▶ INSTRUCTIONS FOR THE TASK:
Reproduce every line of the data below word for word, omitting the pictures.

▶ DATASET:
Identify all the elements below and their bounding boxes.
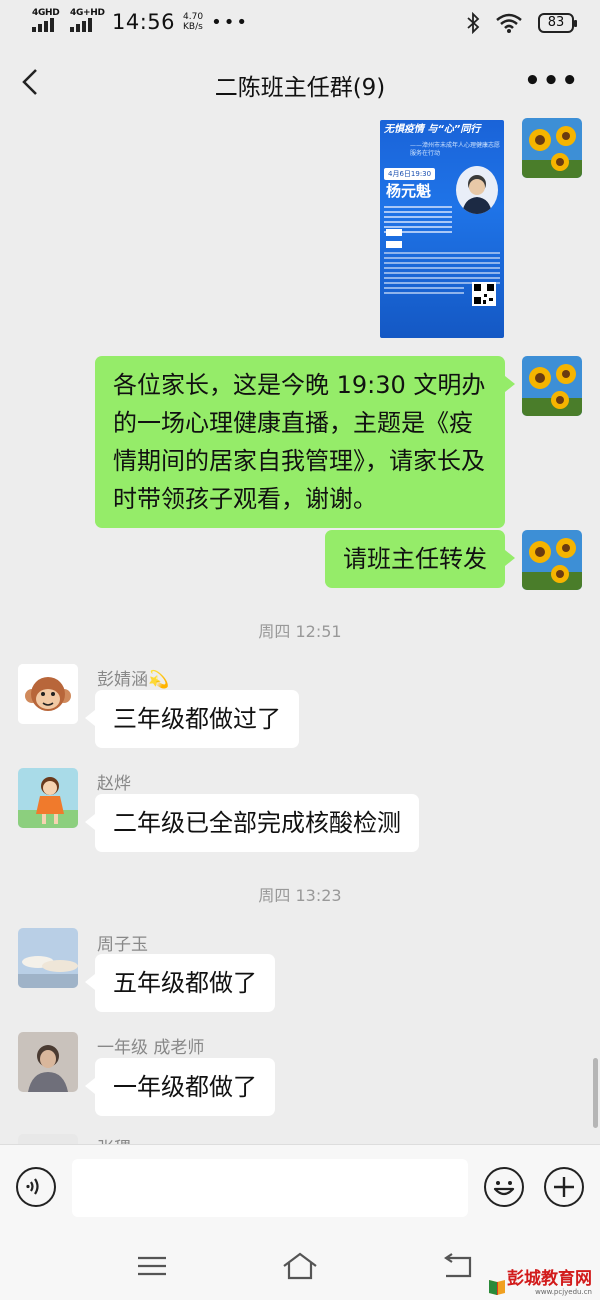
- message-bubble-other[interactable]: 二年级已全部完成核酸检测: [85, 794, 419, 852]
- watermark-url: www.pcjyedu.cn: [535, 1288, 592, 1296]
- watermark-text: 彭城教育网: [507, 1269, 592, 1289]
- poster-speaker: 杨元魁: [386, 182, 432, 200]
- wifi-icon: [496, 13, 522, 33]
- avatar-photo[interactable]: [18, 1032, 78, 1092]
- bluetooth-icon: [467, 12, 480, 34]
- chat-header: 二陈班主任群(9) •••: [0, 48, 600, 118]
- chat-title: 二陈班主任群(9): [214, 75, 386, 101]
- poster-title: 无惧疫情 与“心”同行: [384, 124, 481, 135]
- poster-subtitle: ——漳州市未成年人心理健康志愿服务在行动: [410, 142, 501, 157]
- battery-icon: 83: [538, 13, 577, 33]
- signal-icon-2: 4G+HD: [70, 8, 105, 34]
- timestamp: 周四 12:51: [258, 622, 342, 641]
- more-options-icon[interactable]: •••: [524, 66, 580, 96]
- home-icon[interactable]: [280, 1250, 320, 1282]
- poster-image[interactable]: 无惧疫情 与“心”同行 ——漳州市未成年人心理健康志愿服务在行动 4月6日19:…: [380, 120, 504, 338]
- sender-name: 一年级 成老师: [97, 1038, 205, 1058]
- message-bubble-other[interactable]: 一年级都做了: [85, 1058, 275, 1116]
- message-bubble-other[interactable]: 五年级都做了: [85, 954, 275, 1012]
- qr-code-image: [472, 282, 496, 306]
- watermark-logo: 彭城教育网 www.pcjyedu.cn: [487, 1270, 592, 1296]
- avatar-monkey[interactable]: [18, 664, 78, 724]
- poster-tag-2: [386, 241, 402, 248]
- self-avatar[interactable]: [522, 118, 582, 178]
- self-avatar[interactable]: [522, 356, 582, 416]
- voice-icon[interactable]: [16, 1167, 56, 1207]
- speaker-photo: [456, 166, 498, 214]
- self-avatar[interactable]: [522, 530, 582, 590]
- avatar-partial[interactable]: [18, 1134, 78, 1144]
- notification-dots: •••: [211, 11, 249, 33]
- avatar-girl[interactable]: [18, 768, 78, 828]
- message-bubble-self[interactable]: 各位家长，这是今晚 19:30 文明办的一场心理健康直播，主题是《疫情期间的居家…: [95, 356, 515, 528]
- poster-date: 4月6日19:30: [384, 168, 436, 180]
- menu-icon[interactable]: [132, 1250, 172, 1282]
- input-bar: [0, 1144, 600, 1230]
- avatar-sky[interactable]: [18, 928, 78, 988]
- sender-name: 赵烨: [97, 774, 131, 794]
- back-nav-icon[interactable]: [438, 1250, 478, 1282]
- network-speed: 4.70 KB/s: [183, 12, 203, 32]
- emoji-icon[interactable]: [484, 1167, 524, 1207]
- scrollbar[interactable]: [593, 1058, 598, 1128]
- speed-unit: KB/s: [183, 22, 203, 32]
- message-bubble-self[interactable]: 请班主任转发: [325, 530, 515, 588]
- signal-icon: 4GHD: [32, 8, 66, 34]
- timestamp: 周四 13:23: [258, 886, 342, 905]
- status-bar: 4GHD 4G+HD 14:56 4.70 KB/s ••• 83: [0, 0, 600, 48]
- network-type-2: 4G+HD: [70, 8, 105, 18]
- network-type-1: 4GHD: [32, 8, 60, 18]
- speed-value: 4.70: [183, 12, 204, 22]
- message-list[interactable]: 无惧疫情 与“心”同行 ——漳州市未成年人心理健康志愿服务在行动 4月6日19:…: [0, 118, 600, 1144]
- poster-tag-1: [386, 229, 402, 236]
- book-icon: [489, 1280, 505, 1295]
- sender-name: 周子玉: [97, 935, 148, 955]
- sender-name: 彭婧涵💫: [97, 670, 170, 690]
- sender-name: 张稷: [97, 1134, 131, 1144]
- clock: 14:56: [112, 10, 176, 34]
- message-bubble-other[interactable]: 三年级都做过了: [85, 690, 299, 748]
- plus-icon[interactable]: [544, 1167, 584, 1207]
- message-input[interactable]: [72, 1159, 468, 1217]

▶ SOLUTION FOR THIS EXERCISE:
Identify all the elements below and their bounding boxes.
- message-bubble-other[interactable]: 二年级已全部完成核酸检测: [85, 794, 419, 852]
- watermark-url: www.pcjyedu.cn: [535, 1288, 592, 1296]
- watermark-text: 彭城教育网: [507, 1269, 592, 1289]
- poster-speaker: 杨元魁: [386, 182, 432, 200]
- wifi-icon: [496, 13, 522, 33]
- avatar-photo[interactable]: [18, 1032, 78, 1092]
- bluetooth-icon: [467, 12, 480, 34]
- chat-header: 二陈班主任群(9) •••: [0, 48, 600, 118]
- chat-title: 二陈班主任群(9): [214, 75, 386, 101]
- poster-title: 无惧疫情 与“心”同行: [384, 124, 481, 135]
- poster-subtitle: ——漳州市未成年人心理健康志愿服务在行动: [410, 142, 501, 157]
- battery-icon: 83: [538, 13, 577, 33]
- signal-icon-2: 4G+HD: [70, 8, 105, 34]
- timestamp: 周四 12:51: [258, 622, 342, 641]
- more-options-icon[interactable]: •••: [524, 66, 580, 96]
- home-icon[interactable]: [280, 1250, 320, 1282]
- poster-image[interactable]: 无惧疫情 与“心”同行 ——漳州市未成年人心理健康志愿服务在行动 4月6日19:…: [380, 120, 504, 338]
- sender-name: 一年级 成老师: [97, 1038, 205, 1058]
- message-bubble-other[interactable]: 一年级都做了: [85, 1058, 275, 1116]
- message-bubble-other[interactable]: 五年级都做了: [85, 954, 275, 1012]
- qr-code-image: [472, 282, 496, 306]
- watermark-logo: 彭城教育网 www.pcjyedu.cn: [487, 1270, 592, 1296]
- avatar-monkey[interactable]: [18, 664, 78, 724]
- poster-tag-2: [386, 241, 402, 248]
- self-avatar[interactable]: [522, 118, 582, 178]
- self-avatar[interactable]: [522, 356, 582, 416]
- voice-icon[interactable]: [16, 1167, 56, 1207]
- speaker-photo: [456, 166, 498, 214]
- self-avatar[interactable]: [522, 530, 582, 590]
- avatar-partial[interactable]: [18, 1134, 78, 1144]
- notification-dots: •••: [211, 11, 249, 33]
- avatar-girl[interactable]: [18, 768, 78, 828]
- message-bubble-self[interactable]: 各位家长，这是今晚 19:30 文明办的一场心理健康直播，主题是《疫情期间的居家…: [95, 356, 515, 528]
- poster-date: 4月6日19:30: [384, 168, 436, 180]
- menu-icon[interactable]: [132, 1250, 172, 1282]
- input-bar: [0, 1144, 600, 1230]
- avatar-sky[interactable]: [18, 928, 78, 988]
- sender-name: 赵烨: [97, 774, 131, 794]
- back-nav-icon[interactable]: [438, 1250, 478, 1282]
- network-speed: 4.70 KB/s: [183, 12, 203, 32]
- emoji-icon[interactable]: [484, 1167, 524, 1207]
- scrollbar[interactable]: [593, 1058, 598, 1128]
- speed-unit: KB/s: [183, 22, 203, 32]
- message-bubble-self[interactable]: 请班主任转发: [325, 530, 515, 588]
- signal-icon: 4GHD: [32, 8, 66, 34]
- timestamp: 周四 13:23: [258, 886, 342, 905]
- status-bar: 4GHD 4G+HD 14:56 4.70 KB/s ••• 83: [0, 0, 600, 48]
- network-type-2: 4G+HD: [70, 8, 105, 18]
- network-type-1: 4GHD: [32, 8, 60, 18]
- speed-value: 4.70: [183, 12, 204, 22]
- message-list[interactable]: 无惧疫情 与“心”同行 ——漳州市未成年人心理健康志愿服务在行动 4月6日19:…: [0, 118, 600, 1144]
- poster-tag-1: [386, 229, 402, 236]
- book-icon: [489, 1280, 505, 1295]
- sender-name: 周子玉: [97, 935, 148, 955]
- sender-name: 彭婧涵💫: [97, 670, 170, 690]
- sender-name: 张稷: [97, 1134, 131, 1144]
- clock: 14:56: [112, 10, 176, 34]
- message-bubble-other[interactable]: 三年级都做过了: [85, 690, 299, 748]
- plus-icon[interactable]: [544, 1167, 584, 1207]
- message-input[interactable]: [72, 1159, 468, 1217]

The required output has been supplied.